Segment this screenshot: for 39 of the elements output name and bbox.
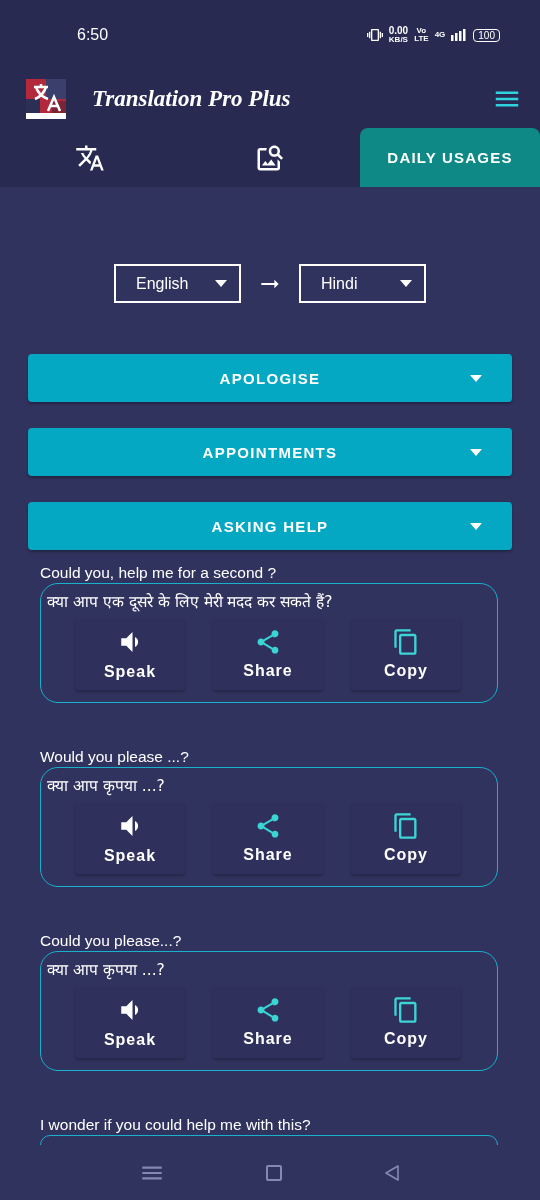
tab[interactable]: DAILY USAGES	[360, 128, 540, 187]
copy-button[interactable]: Copy	[351, 802, 461, 874]
english-phrase: I wonder if you could help me with this?	[40, 1116, 312, 1134]
caret-icon	[215, 280, 227, 287]
hindi-translation: क्या आप कृपया ...?	[47, 960, 166, 980]
caret-icon	[470, 523, 482, 530]
status-time: 6:50	[77, 26, 109, 44]
english-phrase: Could you please...?	[40, 932, 183, 950]
copy-icon	[392, 812, 420, 840]
copy-icon	[392, 628, 420, 656]
speak-button[interactable]: Speak	[75, 618, 185, 690]
copy-button[interactable]: Copy	[351, 986, 461, 1058]
source-language-dropdown[interactable]: English	[114, 264, 241, 303]
network-type: 4G	[434, 31, 446, 39]
copy-button[interactable]: Copy	[351, 618, 461, 690]
network-speed: 0.00	[388, 26, 409, 36]
speak-button[interactable]: Speak	[75, 802, 185, 874]
speed-unit: KB/S	[388, 36, 408, 44]
vibrate-icon	[366, 27, 383, 43]
signal-icon	[451, 29, 468, 41]
caret-icon	[470, 449, 482, 456]
copy-icon	[392, 996, 420, 1024]
hindi-translation: क्या आप एक दूसरे के लिए मेरी मदद कर सकते हैं?	[47, 592, 334, 612]
english-phrase: Could you, help me for a second ?	[40, 564, 278, 582]
logo-icon	[26, 79, 66, 119]
hindi-translation: क्या आप कृपया ...?	[47, 776, 166, 796]
app-title: Translation Pro Plus	[92, 86, 292, 112]
english-phrase: Would you please ...?	[40, 748, 190, 766]
share-button[interactable]: Share	[213, 986, 323, 1058]
battery-level: 100	[473, 28, 500, 42]
caret-icon	[470, 375, 482, 382]
target-language-dropdown[interactable]: Hindi	[299, 264, 426, 303]
speak-button[interactable]: Speak	[75, 986, 185, 1058]
caret-icon	[400, 280, 412, 287]
lte-label: LTE	[414, 35, 429, 43]
share-button[interactable]: Share	[213, 618, 323, 690]
volte-label: Vo	[416, 27, 427, 35]
back-icon[interactable]	[383, 1163, 402, 1182]
share-button[interactable]: Share	[213, 802, 323, 874]
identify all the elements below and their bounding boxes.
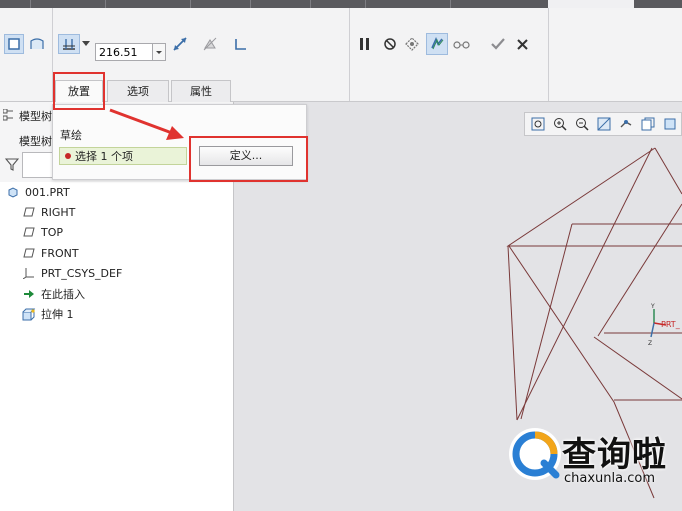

____

Set task: Please format every line above as a JSON list of strings, one string per line, with blank lines omitted and the pictures left out.

Answer in full:
[
  "Segment this screenshot: for 39 of the elements output name and bbox.",
  "tab[interactable]: DAILY USAGES\t[360, 128, 540, 187]",
  "copy-button[interactable]: Copy\t[351, 802, 461, 874]",
  "english-phrase: I wonder if you could help me with this?\t[40, 1116, 312, 1134]",
  "caret-icon\t[215, 280, 227, 287]",
  "hindi-translation: क्या आप कृपया ...?\t[47, 960, 166, 980]",
  "caret-icon\t[470, 523, 482, 530]",
  "status-time: 6:50\t[77, 26, 109, 44]",
  "english-phrase: Could you please...?\t[40, 932, 183, 950]",
  "copy-icon\t[392, 812, 420, 840]",
  "copy-icon\t[392, 628, 420, 656]",
  "speak-button[interactable]: Speak\t[75, 618, 185, 690]",
  "copy-button[interactable]: Copy\t[351, 986, 461, 1058]",
  "source-language-dropdown[interactable]: English\t[114, 264, 241, 303]",
  "network-type: 4G\t[434, 31, 446, 39]",
  "copy-button[interactable]: Copy\t[351, 618, 461, 690]",
  "network-speed: 0.00\t[388, 26, 409, 36]",
  "speak-button[interactable]: Speak\t[75, 802, 185, 874]",
  "speed-unit: KB/S\t[388, 36, 408, 44]",
  "vibrate-icon\t[366, 27, 383, 43]",
  "signal-icon\t[451, 29, 468, 41]",
  "caret-icon\t[470, 449, 482, 456]",
  "copy-icon\t[392, 996, 420, 1024]",
  "hindi-translation: क्या आप एक दूसरे के लिए मेरी मदद कर सकते हैं?\t[47, 592, 334, 612]",
  "english-phrase: Could you, help me for a second ?\t[40, 564, 278, 582]",
  "logo-icon\t[26, 79, 66, 119]",
  "hindi-translation: क्या आप कृपया ...?\t[47, 776, 166, 796]",
  "app-title: Translation Pro Plus\t[92, 86, 292, 112]",
  "english-phrase: Would you please ...?\t[40, 748, 190, 766]",
  "share-button[interactable]: Share\t[213, 986, 323, 1058]",
  "battery-level: 100\t[473, 28, 500, 42]",
  "caret-icon\t[470, 375, 482, 382]",
  "target-language-dropdown[interactable]: Hindi\t[299, 264, 426, 303]",
  "speak-button[interactable]: Speak\t[75, 986, 185, 1058]",
  "caret-icon\t[400, 280, 412, 287]",
  "lte-label: LTE\t[414, 35, 429, 43]",
  "share-button[interactable]: Share\t[213, 618, 323, 690]",
  "volte-label: Vo\t[416, 27, 427, 35]",
  "back-icon[interactable]\t[383, 1163, 402, 1182]",
  "share-button[interactable]: Share\t[213, 802, 323, 874]",
  "identify all the elements below and their bounding boxes."
]